▸ **Task to carry out**
Rewrite everything from the line containing "- paragraph-line: 社会环境或经济环境。: [145, 807, 432, 837]" down to the line containing "- paragraph-line: 及披露环境会计信息。: [145, 360, 432, 390]", putting "绿色会计" wherever "环境会计" appears and keeping all else the same.

▸ **Dataset records**

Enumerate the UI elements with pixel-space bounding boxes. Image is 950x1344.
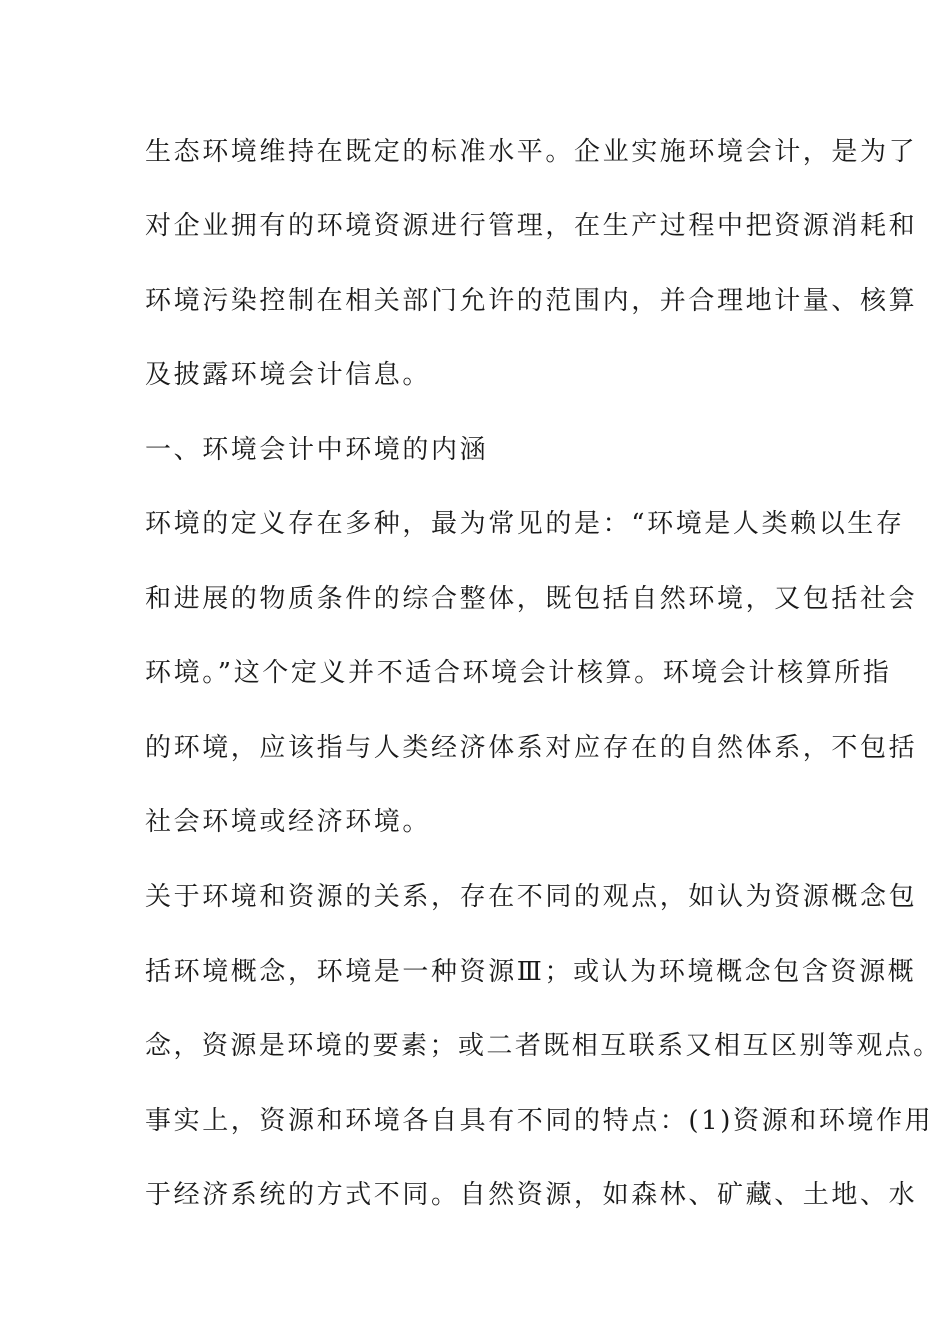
- paragraph-line: 社会环境或经济环境。: [145, 807, 432, 837]
- paragraph-line: 环境。”这个定义并不适合环境会计核算。环境会计核算所指: [145, 658, 892, 688]
- paragraph-line: 对企业拥有的环境资源进行管理，在生产过程中把资源消耗和: [145, 211, 918, 241]
- paragraph-line: 及披露环境会计信息。: [145, 360, 432, 390]
- paragraph-line: 事实上，资源和环境各自具有不同的特点：(1)资源和环境作用: [145, 1106, 934, 1136]
- paragraph-line: 环境的定义存在多种，最为常见的是：“环境是人类赖以生存: [145, 509, 905, 539]
- section-heading: 一、环境会计中环境的内涵: [145, 435, 489, 465]
- paragraph-line: 生态环境维持在既定的标准水平。企业实施环境会计，是为了: [145, 137, 918, 167]
- paragraph-line: 和进展的物质条件的综合整体，既包括自然环境，又包括社会: [145, 584, 918, 614]
- paragraph-line: 括环境概念，环境是一种资源Ⅲ；或认为环境概念包含资源概: [145, 957, 917, 987]
- paragraph-line: 关于环境和资源的关系，存在不同的观点，如认为资源概念包: [145, 882, 918, 912]
- paragraph-line: 的环境，应该指与人类经济体系对应存在的自然体系，不包括: [145, 733, 918, 763]
- paragraph-line: 念，资源是环境的要素；或二者既相互联系又相互区别等观点。: [145, 1031, 942, 1061]
- paragraph-line: 于经济系统的方式不同。自然资源，如森林、矿藏、土地、水: [145, 1180, 918, 1210]
- paragraph-line: 环境污染控制在相关部门允许的范围内，并合理地计量、核算: [145, 286, 918, 316]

▸ **Finished answer**
- paragraph-line: 社会环境或经济环境。: [145, 807, 432, 837]
- paragraph-line: 环境。”这个定义并不适合绿色会计核算。绿色会计核算所指: [145, 658, 892, 688]
- paragraph-line: 对企业拥有的环境资源进行管理，在生产过程中把资源消耗和: [145, 211, 918, 241]
- paragraph-line: 及披露绿色会计信息。: [145, 360, 432, 390]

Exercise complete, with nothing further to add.